Problem statement:
Please quote every line word for word.

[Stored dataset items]
++++++++
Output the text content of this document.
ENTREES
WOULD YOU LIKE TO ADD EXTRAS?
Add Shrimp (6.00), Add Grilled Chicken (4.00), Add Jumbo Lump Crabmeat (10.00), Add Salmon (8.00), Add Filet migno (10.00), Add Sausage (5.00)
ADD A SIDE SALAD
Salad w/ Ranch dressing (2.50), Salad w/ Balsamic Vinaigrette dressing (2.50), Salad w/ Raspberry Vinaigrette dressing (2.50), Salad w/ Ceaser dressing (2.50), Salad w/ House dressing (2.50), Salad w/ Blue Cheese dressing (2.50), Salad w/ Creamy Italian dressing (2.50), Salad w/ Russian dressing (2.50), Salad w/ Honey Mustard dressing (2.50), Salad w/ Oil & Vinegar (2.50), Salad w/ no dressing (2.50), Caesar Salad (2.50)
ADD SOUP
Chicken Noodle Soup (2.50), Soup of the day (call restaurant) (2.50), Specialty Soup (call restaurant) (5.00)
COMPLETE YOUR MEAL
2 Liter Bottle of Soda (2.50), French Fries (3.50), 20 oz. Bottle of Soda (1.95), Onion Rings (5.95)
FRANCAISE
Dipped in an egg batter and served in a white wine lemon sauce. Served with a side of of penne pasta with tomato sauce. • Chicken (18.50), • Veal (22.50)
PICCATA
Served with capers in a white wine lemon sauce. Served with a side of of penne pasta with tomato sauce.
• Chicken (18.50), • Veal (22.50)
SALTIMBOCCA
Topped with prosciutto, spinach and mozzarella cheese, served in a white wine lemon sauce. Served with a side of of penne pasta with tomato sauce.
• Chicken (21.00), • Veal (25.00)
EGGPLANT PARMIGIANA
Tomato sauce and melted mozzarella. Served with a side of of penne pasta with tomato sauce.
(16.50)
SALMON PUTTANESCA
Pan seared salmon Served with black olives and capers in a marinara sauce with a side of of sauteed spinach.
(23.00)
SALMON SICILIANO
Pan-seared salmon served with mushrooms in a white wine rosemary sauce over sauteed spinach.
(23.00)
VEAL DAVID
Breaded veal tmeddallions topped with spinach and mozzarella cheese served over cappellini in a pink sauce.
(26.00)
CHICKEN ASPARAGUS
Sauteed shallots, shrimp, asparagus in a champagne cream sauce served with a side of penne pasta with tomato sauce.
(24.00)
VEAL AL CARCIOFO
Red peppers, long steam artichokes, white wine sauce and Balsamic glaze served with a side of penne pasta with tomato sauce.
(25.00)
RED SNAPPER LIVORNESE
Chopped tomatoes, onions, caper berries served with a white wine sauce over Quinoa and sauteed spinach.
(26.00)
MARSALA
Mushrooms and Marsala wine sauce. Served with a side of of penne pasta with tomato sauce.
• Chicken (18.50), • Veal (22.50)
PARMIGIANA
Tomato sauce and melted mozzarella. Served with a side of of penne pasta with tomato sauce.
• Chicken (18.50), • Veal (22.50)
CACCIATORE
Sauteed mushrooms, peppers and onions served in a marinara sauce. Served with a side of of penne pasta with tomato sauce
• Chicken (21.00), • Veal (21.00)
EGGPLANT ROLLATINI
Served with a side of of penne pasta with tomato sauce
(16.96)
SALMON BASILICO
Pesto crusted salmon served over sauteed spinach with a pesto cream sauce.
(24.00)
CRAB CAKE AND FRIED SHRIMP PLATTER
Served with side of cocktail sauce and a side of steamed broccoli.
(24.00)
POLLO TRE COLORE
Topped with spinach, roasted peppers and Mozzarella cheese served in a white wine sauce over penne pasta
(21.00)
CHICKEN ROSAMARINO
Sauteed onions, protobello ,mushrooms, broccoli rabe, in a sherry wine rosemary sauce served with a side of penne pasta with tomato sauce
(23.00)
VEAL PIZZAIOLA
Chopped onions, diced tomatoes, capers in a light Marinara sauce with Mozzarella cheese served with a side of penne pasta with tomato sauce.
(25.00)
++++++++
Response to this exercise:
Output the text content of this document.
ENTREES
WOULD YOU LIKE TO ADD EXTRAS?
Add Shrimp (6.00), Add Grilled Chicken (4.00), Add Jumbo Lump Crabmeat (10.00), Add Salmon (8.00), Add Filet migno (10.00), Add Sausage (5.00)
ADD A SIDE SALAD
Salad w/ Ranch dressing (2.50), Salad w/ Balsamic Vinaigrette dressing (2.50), Salad w/ Raspberry Vinaigrette dressing (2.50), Salad w/ Ceaser dressing (2.50), Salad w/ House dressing (2.50), Salad w/ Blue Cheese dressing (2.50), Salad w/ Creamy Italian dressing (2.50), Salad w/ Russian dressing (2.50), Salad w/ Honey Mustard dressing (2.50), Salad w/ Oil & Vinegar (2.50), Salad w/ no dressing (2.50), Caesar Salad (2.50)
ADD SOUP
Chicken Noodle Soup (2.50), Soup of the day (call restaurant) (2.50), Specialty Soup (call restaurant) (5.00)
COMPLETE YOUR MEAL
2 Liter Bottle of Soda (2.50), French Fries (3.50), 20 oz. Bottle of Soda (1.95), Onion Rings (5.95)
FRANCAISE
Dipped in an egg batter and served in a white wine lemon sauce. Served with a side of of penne pasta with tomato sauce. • Chicken (18.50), • Veal (22.50)
PICCATA
Served with capers in a white wine lemon sauce. Served with a side of of penne pasta with tomato sauce.
• Chicken (18.50), • Veal (22.50)
SALTIMBOCCA
Topped with prosciutto, spinach and mozzarella cheese, served in a white wine lemon sauce. Served with a side of of penne pasta with tomato sauce.
• Chicken (21.00), • Veal (25.00)
EGGPLANT PARMIGIANA
Tomato sauce and melted mozzarella. Served with a side of of penne pasta with tomato sauce.
(16.50)
SALMON PUTTANESCA
Pan seared salmon Served with black olives and capers in a marinara sauce with a side of of sauteed spinach.
(23.00)
SALMON SICILIANO
Pan-seared salmon served with mushrooms in a white wine rosemary sauce over sauteed spinach.
(23.00)
VEAL DAVID
Breaded veal tmeddallions topped with spinach and mozzarella cheese served over cappellini in a pink sauce.
(26.00)
CHICKEN ASPARAGUS
Sauteed shallots, shrimp, asparagus in a champagne cream sauce served with a side of penne pasta with tomato sauce.
(24.00)
VEAL AL CARCIOFO
Red peppers, long steam artichokes, white wine sauce and Balsamic glaze served with a side of penne pasta with tomato sauce.
(25.00)
RED SNAPPER LIVORNESE
Chopped tomatoes, onions, caper berries served with a white wine sauce over Quinoa and sauteed spinach.
(26.00)
MARSALA
Mushrooms and Marsala wine sauce. Served with a side of of penne pasta with tomato sauce.
• Chicken (18.50), • Veal (22.50)
PARMIGIANA
Tomato sauce and melted mozzarella. Served with a side of of penne pasta with tomato sauce.
• Chicken (18.50), • Veal (22.50)
CACCIATORE
Sauteed mushrooms, peppers and onions served in a marinara sauce. Served with a side of of penne pasta with tomato sauce
• Chicken (21.00), • Veal (21.00)
EGGPLANT ROLLATINI
Served with a side of of penne pasta with tomato sauce
(16.96)
SALMON BASILICO
Pesto crusted salmon served over sauteed spinach with a pesto cream sauce.
(24.00)
CRAB CAKE AND FRIED SHRIMP PLATTER
Served with side of cocktail sauce and a side of steamed broccoli.
(24.00)
POLLO TRE COLORE
Topped with spinach, roasted peppers and Mozzarella cheese served in a white wine sauce over penne pasta
(21.00)
CHICKEN ROSAMARINO
Sauteed onions, protobello ,mushrooms, broccoli rabe, in a sherry wine rosemary sauce served with a side of penne pasta with tomato sauce
(23.00)
VEAL PIZZAIOLA
Chopped onions, diced tomatoes, capers in a light Marinara sauce with Mozzarella cheese served with a side of penne pasta with tomato sauce.
(25.00)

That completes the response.